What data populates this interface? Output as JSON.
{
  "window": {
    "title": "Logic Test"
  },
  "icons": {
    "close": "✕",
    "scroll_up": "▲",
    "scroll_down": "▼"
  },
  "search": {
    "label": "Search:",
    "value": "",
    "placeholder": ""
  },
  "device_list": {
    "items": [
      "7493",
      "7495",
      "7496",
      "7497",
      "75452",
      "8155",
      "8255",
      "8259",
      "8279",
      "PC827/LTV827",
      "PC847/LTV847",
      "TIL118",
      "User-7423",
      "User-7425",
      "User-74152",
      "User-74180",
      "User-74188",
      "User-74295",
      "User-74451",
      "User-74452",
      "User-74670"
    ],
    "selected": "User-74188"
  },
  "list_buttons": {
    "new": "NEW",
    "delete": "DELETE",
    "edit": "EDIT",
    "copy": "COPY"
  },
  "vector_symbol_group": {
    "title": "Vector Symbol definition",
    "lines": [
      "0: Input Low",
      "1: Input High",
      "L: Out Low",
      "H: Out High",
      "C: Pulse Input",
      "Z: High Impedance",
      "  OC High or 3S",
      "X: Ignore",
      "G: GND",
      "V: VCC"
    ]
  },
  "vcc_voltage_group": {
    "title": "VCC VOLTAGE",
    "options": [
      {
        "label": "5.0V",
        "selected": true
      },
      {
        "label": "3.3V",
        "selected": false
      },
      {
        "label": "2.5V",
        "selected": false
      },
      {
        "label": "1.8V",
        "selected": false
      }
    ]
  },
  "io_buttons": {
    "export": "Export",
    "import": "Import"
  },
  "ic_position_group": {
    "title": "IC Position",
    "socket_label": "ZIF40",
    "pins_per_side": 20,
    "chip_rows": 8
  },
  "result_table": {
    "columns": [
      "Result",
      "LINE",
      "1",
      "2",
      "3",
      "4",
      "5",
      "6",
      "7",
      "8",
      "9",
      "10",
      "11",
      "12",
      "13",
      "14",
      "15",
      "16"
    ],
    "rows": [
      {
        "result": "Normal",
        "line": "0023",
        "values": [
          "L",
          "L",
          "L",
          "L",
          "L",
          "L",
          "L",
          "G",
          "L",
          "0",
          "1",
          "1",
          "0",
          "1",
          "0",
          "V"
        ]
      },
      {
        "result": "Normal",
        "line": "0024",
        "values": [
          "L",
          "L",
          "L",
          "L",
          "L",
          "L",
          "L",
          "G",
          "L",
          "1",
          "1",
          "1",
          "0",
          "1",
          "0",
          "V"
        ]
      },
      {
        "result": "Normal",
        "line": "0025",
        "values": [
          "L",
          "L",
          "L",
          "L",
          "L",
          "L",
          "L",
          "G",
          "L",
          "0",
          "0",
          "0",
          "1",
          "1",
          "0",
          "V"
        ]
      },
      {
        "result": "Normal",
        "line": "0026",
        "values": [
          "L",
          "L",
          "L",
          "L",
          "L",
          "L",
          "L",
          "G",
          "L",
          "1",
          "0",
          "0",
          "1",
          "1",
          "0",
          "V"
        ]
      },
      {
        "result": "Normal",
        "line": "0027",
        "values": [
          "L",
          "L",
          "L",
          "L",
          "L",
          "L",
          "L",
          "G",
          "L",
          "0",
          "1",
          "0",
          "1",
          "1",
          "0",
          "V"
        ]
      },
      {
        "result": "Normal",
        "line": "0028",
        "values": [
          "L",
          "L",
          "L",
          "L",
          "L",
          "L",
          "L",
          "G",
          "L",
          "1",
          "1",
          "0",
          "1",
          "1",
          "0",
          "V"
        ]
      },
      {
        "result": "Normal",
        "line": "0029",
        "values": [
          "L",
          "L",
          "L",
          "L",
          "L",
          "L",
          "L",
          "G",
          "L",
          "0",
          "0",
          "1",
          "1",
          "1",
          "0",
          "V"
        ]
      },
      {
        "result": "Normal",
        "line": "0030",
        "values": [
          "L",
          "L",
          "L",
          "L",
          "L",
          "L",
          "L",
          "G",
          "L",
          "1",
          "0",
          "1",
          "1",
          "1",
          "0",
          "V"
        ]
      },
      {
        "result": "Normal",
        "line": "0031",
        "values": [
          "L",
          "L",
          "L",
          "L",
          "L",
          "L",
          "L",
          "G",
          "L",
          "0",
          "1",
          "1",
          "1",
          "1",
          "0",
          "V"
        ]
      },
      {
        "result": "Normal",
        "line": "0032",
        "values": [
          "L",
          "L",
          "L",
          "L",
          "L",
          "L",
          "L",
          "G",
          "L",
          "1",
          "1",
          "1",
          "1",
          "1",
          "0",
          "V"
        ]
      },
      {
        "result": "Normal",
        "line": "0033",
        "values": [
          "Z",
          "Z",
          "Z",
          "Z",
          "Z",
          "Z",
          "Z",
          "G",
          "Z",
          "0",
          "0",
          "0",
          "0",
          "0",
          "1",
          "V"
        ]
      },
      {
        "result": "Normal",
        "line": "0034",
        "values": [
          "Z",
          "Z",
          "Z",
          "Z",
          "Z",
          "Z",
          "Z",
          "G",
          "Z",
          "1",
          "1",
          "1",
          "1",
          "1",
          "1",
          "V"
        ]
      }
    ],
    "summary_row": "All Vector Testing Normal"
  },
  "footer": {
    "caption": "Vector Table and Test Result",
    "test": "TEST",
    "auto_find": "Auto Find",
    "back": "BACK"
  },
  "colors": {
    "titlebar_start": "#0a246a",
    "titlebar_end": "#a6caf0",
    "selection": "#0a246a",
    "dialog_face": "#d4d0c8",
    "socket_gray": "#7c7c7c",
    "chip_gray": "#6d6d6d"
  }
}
____________________
§ DESCRIPTION OF THE TASK
Output all of the data above without any alteration.

§ ANSWER
What data populates this interface? Output as JSON.
{
  "window": {
    "title": "Logic Test"
  },
  "icons": {
    "close": "✕",
    "scroll_up": "▲",
    "scroll_down": "▼"
  },
  "search": {
    "label": "Search:",
    "value": "",
    "placeholder": ""
  },
  "device_list": {
    "items": [
      "7493",
      "7495",
      "7496",
      "7497",
      "75452",
      "8155",
      "8255",
      "8259",
      "8279",
      "PC827/LTV827",
      "PC847/LTV847",
      "TIL118",
      "User-7423",
      "User-7425",
      "User-74152",
      "User-74180",
      "User-74188",
      "User-74295",
      "User-74451",
      "User-74452",
      "User-74670"
    ],
    "selected": "User-74188"
  },
  "list_buttons": {
    "new": "NEW",
    "delete": "DELETE",
    "edit": "EDIT",
    "copy": "COPY"
  },
  "vector_symbol_group": {
    "title": "Vector Symbol definition",
    "lines": [
      "0: Input Low",
      "1: Input High",
      "L: Out Low",
      "H: Out High",
      "C: Pulse Input",
      "Z: High Impedance",
      "  OC High or 3S",
      "X: Ignore",
      "G: GND",
      "V: VCC"
    ]
  },
  "vcc_voltage_group": {
    "title": "VCC VOLTAGE",
    "options": [
      {
        "label": "5.0V",
        "selected": true
      },
      {
        "label": "3.3V",
        "selected": false
      },
      {
        "label": "2.5V",
        "selected": false
      },
      {
        "label": "1.8V",
        "selected": false
      }
    ]
  },
  "io_buttons": {
    "export": "Export",
    "import": "Import"
  },
  "ic_position_group": {
    "title": "IC Position",
    "socket_label": "ZIF40",
    "pins_per_side": 20,
    "chip_rows": 8
  },
  "result_table": {
    "columns": [
      "Result",
      "LINE",
      "1",
      "2",
      "3",
      "4",
      "5",
      "6",
      "7",
      "8",
      "9",
      "10",
      "11",
      "12",
      "13",
      "14",
      "15",
      "16"
    ],
    "rows": [
      {
        "result": "Normal",
        "line": "0023",
        "values": [
          "L",
          "L",
          "L",
          "L",
          "L",
          "L",
          "L",
          "G",
          "L",
          "0",
          "1",
          "1",
          "0",
          "1",
          "0",
          "V"
        ]
      },
      {
        "result": "Normal",
        "line": "0024",
        "values": [
          "L",
          "L",
          "L",
          "L",
          "L",
          "L",
          "L",
          "G",
          "L",
          "1",
          "1",
          "1",
          "0",
          "1",
          "0",
          "V"
        ]
      },
      {
        "result": "Normal",
        "line": "0025",
        "values": [
          "L",
          "L",
          "L",
          "L",
          "L",
          "L",
          "L",
          "G",
          "L",
          "0",
          "0",
          "0",
          "1",
          "1",
          "0",
          "V"
        ]
      },
      {
        "result": "Normal",
        "line": "0026",
        "values": [
          "L",
          "L",
          "L",
          "L",
          "L",
          "L",
          "L",
          "G",
          "L",
          "1",
          "0",
          "0",
          "1",
          "1",
          "0",
          "V"
        ]
      },
      {
        "result": "Normal",
        "line": "0027",
        "values": [
          "L",
          "L",
          "L",
          "L",
          "L",
          "L",
          "L",
          "G",
          "L",
          "0",
          "1",
          "0",
          "1",
          "1",
          "0",
          "V"
        ]
      },
      {
        "result": "Normal",
        "line": "0028",
        "values": [
          "L",
          "L",
          "L",
          "L",
          "L",
          "L",
          "L",
          "G",
          "L",
          "1",
          "1",
          "0",
          "1",
          "1",
          "0",
          "V"
        ]
      },
      {
        "result": "Normal",
        "line": "0029",
        "values": [
          "L",
          "L",
          "L",
          "L",
          "L",
          "L",
          "L",
          "G",
          "L",
          "0",
          "0",
          "1",
          "1",
          "1",
          "0",
          "V"
        ]
      },
      {
        "result": "Normal",
        "line": "0030",
        "values": [
          "L",
          "L",
          "L",
          "L",
          "L",
          "L",
          "L",
          "G",
          "L",
          "1",
          "0",
          "1",
          "1",
          "1",
          "0",
          "V"
        ]
      },
      {
        "result": "Normal",
        "line": "0031",
        "values": [
          "L",
          "L",
          "L",
          "L",
          "L",
          "L",
          "L",
          "G",
          "L",
          "0",
          "1",
          "1",
          "1",
          "1",
          "0",
          "V"
        ]
      },
      {
        "result": "Normal",
        "line": "0032",
        "values": [
          "L",
          "L",
          "L",
          "L",
          "L",
          "L",
          "L",
          "G",
          "L",
          "1",
          "1",
          "1",
          "1",
          "1",
          "0",
          "V"
        ]
      },
      {
        "result": "Normal",
        "line": "0033",
        "values": [
          "Z",
          "Z",
          "Z",
          "Z",
          "Z",
          "Z",
          "Z",
          "G",
          "Z",
          "0",
          "0",
          "0",
          "0",
          "0",
          "1",
          "V"
        ]
      },
      {
        "result": "Normal",
        "line": "0034",
        "values": [
          "Z",
          "Z",
          "Z",
          "Z",
          "Z",
          "Z",
          "Z",
          "G",
          "Z",
          "1",
          "1",
          "1",
          "1",
          "1",
          "1",
          "V"
        ]
      }
    ],
    "summary_row": "All Vector Testing Normal"
  },
  "footer": {
    "caption": "Vector Table and Test Result",
    "test": "TEST",
    "auto_find": "Auto Find",
    "back": "BACK"
  },
  "colors": {
    "titlebar_start": "#0a246a",
    "titlebar_end": "#a6caf0",
    "selection": "#0a246a",
    "dialog_face": "#d4d0c8",
    "socket_gray": "#7c7c7c",
    "chip_gray": "#6d6d6d"
  }
}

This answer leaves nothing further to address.